Material provided -
┏━━
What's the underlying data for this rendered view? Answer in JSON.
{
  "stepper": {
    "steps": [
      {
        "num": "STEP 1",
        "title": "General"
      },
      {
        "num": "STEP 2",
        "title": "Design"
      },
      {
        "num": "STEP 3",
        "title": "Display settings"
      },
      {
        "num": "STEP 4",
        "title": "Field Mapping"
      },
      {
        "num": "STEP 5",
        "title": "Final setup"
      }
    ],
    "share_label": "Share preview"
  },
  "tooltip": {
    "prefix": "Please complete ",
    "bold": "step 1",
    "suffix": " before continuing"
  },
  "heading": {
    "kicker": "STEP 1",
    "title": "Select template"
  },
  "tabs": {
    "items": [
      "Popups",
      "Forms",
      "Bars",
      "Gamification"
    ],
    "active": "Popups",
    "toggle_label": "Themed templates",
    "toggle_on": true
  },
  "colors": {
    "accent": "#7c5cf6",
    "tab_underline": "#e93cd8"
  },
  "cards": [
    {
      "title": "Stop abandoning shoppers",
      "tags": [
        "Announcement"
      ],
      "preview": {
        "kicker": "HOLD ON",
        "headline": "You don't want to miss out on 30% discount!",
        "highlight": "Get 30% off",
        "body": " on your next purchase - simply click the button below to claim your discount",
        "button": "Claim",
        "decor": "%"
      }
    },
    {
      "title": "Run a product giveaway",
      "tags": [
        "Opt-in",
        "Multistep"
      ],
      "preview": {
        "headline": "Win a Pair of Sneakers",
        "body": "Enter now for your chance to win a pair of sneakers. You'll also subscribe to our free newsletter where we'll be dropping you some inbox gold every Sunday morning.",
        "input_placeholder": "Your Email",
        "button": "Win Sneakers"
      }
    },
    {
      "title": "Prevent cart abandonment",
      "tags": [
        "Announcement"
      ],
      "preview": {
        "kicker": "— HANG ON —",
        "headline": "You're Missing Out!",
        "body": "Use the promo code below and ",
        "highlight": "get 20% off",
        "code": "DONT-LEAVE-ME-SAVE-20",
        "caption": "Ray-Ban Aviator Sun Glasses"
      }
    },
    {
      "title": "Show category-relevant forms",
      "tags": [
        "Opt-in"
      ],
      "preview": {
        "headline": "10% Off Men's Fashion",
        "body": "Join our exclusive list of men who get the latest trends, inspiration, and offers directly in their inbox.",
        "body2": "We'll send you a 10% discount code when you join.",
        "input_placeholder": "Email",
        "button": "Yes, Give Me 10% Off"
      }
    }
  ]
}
┗━━
Written problem -
Output all records verbatim.

Task solution -
What's the underlying data for this rendered view? Answer in JSON.
{
  "stepper": {
    "steps": [
      {
        "num": "STEP 1",
        "title": "General"
      },
      {
        "num": "STEP 2",
        "title": "Design"
      },
      {
        "num": "STEP 3",
        "title": "Display settings"
      },
      {
        "num": "STEP 4",
        "title": "Field Mapping"
      },
      {
        "num": "STEP 5",
        "title": "Final setup"
      }
    ],
    "share_label": "Share preview"
  },
  "tooltip": {
    "prefix": "Please complete ",
    "bold": "step 1",
    "suffix": " before continuing"
  },
  "heading": {
    "kicker": "STEP 1",
    "title": "Select template"
  },
  "tabs": {
    "items": [
      "Popups",
      "Forms",
      "Bars",
      "Gamification"
    ],
    "active": "Popups",
    "toggle_label": "Themed templates",
    "toggle_on": true
  },
  "colors": {
    "accent": "#7c5cf6",
    "tab_underline": "#e93cd8"
  },
  "cards": [
    {
      "title": "Stop abandoning shoppers",
      "tags": [
        "Announcement"
      ],
      "preview": {
        "kicker": "HOLD ON",
        "headline": "You don't want to miss out on 30% discount!",
        "highlight": "Get 30% off",
        "body": " on your next purchase - simply click the button below to claim your discount",
        "button": "Claim",
        "decor": "%"
      }
    },
    {
      "title": "Run a product giveaway",
      "tags": [
        "Opt-in",
        "Multistep"
      ],
      "preview": {
        "headline": "Win a Pair of Sneakers",
        "body": "Enter now for your chance to win a pair of sneakers. You'll also subscribe to our free newsletter where we'll be dropping you some inbox gold every Sunday morning.",
        "input_placeholder": "Your Email",
        "button": "Win Sneakers"
      }
    },
    {
      "title": "Prevent cart abandonment",
      "tags": [
        "Announcement"
      ],
      "preview": {
        "kicker": "— HANG ON —",
        "headline": "You're Missing Out!",
        "body": "Use the promo code below and ",
        "highlight": "get 20% off",
        "code": "DONT-LEAVE-ME-SAVE-20",
        "caption": "Ray-Ban Aviator Sun Glasses"
      }
    },
    {
      "title": "Show category-relevant forms",
      "tags": [
        "Opt-in"
      ],
      "preview": {
        "headline": "10% Off Men's Fashion",
        "body": "Join our exclusive list of men who get the latest trends, inspiration, and offers directly in their inbox.",
        "body2": "We'll send you a 10% discount code when you join.",
        "input_placeholder": "Email",
        "button": "Yes, Give Me 10% Off"
      }
    }
  ]
}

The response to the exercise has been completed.